[Task instructions]:
Answer with a number only: how many lines of the data contain "this"?
BEGIN Information provided
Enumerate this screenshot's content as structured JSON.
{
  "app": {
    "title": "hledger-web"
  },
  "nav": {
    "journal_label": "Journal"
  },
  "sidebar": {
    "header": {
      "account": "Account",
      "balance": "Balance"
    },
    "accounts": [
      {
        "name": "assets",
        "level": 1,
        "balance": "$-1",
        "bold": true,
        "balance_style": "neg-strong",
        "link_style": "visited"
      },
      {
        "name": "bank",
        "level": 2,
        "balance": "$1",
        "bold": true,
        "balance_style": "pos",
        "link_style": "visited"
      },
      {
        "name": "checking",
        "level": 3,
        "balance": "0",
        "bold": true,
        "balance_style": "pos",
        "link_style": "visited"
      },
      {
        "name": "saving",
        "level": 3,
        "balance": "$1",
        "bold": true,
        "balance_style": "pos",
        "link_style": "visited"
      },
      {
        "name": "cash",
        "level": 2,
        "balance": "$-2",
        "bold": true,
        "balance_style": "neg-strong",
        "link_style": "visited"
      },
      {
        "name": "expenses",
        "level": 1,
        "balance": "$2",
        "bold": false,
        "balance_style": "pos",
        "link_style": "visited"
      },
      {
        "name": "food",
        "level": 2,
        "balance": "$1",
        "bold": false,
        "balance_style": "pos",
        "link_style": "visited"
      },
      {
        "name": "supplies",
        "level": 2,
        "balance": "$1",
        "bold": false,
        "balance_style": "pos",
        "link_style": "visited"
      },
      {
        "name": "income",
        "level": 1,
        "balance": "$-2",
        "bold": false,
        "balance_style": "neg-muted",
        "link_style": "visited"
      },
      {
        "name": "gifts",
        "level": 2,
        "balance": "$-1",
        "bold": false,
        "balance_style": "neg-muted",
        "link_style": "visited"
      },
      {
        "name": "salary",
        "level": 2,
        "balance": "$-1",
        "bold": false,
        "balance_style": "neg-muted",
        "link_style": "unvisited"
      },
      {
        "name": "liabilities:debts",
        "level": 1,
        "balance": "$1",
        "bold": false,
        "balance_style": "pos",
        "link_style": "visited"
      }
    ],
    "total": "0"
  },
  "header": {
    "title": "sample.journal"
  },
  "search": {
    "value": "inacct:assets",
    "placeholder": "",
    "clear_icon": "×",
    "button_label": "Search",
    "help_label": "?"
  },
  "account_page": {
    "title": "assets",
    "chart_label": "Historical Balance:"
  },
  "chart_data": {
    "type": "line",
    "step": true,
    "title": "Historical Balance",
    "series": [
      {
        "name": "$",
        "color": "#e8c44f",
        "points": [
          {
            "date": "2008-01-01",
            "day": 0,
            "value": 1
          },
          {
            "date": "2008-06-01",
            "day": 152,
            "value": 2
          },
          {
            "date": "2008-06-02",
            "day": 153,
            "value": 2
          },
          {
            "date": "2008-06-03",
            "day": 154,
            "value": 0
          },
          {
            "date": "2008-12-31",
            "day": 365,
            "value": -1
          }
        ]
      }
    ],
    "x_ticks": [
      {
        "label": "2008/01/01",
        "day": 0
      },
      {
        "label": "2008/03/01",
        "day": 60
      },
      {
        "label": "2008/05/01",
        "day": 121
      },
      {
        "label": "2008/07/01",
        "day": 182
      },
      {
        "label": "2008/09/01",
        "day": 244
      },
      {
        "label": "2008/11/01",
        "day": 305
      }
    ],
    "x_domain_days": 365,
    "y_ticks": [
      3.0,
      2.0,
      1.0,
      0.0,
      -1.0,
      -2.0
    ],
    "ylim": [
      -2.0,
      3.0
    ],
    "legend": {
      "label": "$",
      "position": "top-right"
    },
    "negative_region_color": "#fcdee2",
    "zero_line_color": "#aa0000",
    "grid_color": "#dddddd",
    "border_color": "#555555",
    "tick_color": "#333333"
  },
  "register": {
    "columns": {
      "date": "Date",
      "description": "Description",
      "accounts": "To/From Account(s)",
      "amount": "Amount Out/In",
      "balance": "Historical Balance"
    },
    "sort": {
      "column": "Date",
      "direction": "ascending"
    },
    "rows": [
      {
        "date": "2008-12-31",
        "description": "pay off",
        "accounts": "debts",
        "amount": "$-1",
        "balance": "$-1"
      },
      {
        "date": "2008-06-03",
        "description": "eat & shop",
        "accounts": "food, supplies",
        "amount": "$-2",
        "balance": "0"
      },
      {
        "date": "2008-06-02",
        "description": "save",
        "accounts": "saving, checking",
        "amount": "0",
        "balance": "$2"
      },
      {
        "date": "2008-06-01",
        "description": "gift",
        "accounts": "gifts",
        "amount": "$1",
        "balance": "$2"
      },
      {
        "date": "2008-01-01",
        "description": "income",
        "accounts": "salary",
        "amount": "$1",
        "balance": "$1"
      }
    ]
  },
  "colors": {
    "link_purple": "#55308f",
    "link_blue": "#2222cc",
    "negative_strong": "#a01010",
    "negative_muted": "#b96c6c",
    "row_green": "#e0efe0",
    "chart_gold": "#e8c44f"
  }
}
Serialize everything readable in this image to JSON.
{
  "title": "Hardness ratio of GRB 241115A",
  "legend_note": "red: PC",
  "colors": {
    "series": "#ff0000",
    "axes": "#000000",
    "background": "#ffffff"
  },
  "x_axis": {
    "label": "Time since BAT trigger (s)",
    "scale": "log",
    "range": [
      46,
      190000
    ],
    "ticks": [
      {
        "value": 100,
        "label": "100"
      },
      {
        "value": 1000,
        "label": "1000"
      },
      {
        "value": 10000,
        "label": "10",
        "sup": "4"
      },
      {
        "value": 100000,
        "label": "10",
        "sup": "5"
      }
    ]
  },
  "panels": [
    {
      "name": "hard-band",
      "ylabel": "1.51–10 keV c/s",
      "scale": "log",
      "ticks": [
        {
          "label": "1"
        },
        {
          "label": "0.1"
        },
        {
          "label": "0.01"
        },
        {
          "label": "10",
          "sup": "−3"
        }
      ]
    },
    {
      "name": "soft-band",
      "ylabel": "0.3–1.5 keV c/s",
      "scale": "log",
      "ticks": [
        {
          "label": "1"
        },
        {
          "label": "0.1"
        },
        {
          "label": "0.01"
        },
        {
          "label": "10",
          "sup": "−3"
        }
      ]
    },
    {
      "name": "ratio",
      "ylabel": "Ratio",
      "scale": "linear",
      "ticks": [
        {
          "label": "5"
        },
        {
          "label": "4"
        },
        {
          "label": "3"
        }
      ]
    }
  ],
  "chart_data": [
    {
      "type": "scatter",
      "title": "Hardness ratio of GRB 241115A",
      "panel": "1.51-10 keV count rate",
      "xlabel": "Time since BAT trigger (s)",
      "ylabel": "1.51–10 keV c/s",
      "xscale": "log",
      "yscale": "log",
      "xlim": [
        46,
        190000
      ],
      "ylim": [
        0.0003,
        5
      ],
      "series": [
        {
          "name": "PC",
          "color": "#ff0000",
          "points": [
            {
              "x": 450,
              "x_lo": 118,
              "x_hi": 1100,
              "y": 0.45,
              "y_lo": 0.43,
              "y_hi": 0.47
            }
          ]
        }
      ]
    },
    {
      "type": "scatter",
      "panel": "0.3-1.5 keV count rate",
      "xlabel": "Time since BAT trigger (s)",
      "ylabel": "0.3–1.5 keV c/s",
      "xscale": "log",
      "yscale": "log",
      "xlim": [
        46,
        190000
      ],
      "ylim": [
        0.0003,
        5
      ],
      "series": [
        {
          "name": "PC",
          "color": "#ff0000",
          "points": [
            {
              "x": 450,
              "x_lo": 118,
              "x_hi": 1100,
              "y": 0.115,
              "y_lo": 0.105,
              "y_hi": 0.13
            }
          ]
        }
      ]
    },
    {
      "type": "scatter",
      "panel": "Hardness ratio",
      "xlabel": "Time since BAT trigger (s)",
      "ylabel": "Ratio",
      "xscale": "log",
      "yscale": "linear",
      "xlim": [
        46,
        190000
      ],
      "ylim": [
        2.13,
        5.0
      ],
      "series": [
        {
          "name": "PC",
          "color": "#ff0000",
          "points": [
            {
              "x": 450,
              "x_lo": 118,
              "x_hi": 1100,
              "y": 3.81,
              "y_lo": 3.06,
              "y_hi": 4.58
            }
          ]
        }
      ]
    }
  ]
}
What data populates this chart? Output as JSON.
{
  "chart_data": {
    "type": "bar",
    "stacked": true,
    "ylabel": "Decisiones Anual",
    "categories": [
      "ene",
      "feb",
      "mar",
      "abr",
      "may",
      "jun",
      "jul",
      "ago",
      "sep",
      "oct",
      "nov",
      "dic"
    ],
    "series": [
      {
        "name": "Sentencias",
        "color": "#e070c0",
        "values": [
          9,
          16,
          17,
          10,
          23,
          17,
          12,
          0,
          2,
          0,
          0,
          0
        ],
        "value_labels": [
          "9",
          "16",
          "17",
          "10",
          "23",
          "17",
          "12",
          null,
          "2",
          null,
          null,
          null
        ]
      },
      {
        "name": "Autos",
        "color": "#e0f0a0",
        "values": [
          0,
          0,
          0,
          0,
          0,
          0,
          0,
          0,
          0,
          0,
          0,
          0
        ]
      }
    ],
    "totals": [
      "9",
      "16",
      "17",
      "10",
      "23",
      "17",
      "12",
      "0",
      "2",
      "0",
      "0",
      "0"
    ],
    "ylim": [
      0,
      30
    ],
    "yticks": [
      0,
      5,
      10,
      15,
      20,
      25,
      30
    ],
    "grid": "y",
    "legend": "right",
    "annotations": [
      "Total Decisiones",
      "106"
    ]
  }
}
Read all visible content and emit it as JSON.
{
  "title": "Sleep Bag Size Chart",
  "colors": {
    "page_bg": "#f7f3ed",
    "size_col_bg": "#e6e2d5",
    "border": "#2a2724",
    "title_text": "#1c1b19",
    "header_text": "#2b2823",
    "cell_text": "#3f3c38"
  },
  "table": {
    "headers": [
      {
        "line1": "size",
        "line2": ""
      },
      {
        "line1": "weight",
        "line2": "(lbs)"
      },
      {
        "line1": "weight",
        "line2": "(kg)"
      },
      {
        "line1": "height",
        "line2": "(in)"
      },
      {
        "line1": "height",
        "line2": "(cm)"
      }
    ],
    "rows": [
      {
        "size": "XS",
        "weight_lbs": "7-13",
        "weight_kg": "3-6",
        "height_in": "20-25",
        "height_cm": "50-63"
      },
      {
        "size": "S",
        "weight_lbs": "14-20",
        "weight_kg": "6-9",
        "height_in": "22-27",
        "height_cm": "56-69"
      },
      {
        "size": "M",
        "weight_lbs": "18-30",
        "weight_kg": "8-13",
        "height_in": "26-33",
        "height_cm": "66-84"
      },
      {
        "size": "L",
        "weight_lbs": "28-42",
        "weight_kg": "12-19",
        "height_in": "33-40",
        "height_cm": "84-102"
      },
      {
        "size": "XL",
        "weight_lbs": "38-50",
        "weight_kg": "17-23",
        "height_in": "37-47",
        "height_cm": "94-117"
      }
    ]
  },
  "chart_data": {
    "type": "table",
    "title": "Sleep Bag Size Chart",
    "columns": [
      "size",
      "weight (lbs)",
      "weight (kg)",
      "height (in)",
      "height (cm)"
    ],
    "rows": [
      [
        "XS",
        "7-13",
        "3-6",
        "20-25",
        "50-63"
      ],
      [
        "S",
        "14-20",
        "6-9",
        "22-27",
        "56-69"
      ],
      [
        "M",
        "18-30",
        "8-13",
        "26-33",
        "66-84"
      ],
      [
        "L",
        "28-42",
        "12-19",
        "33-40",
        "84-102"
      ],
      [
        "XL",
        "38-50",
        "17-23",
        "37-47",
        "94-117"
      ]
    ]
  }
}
END Information provided
[Exercise response]:
3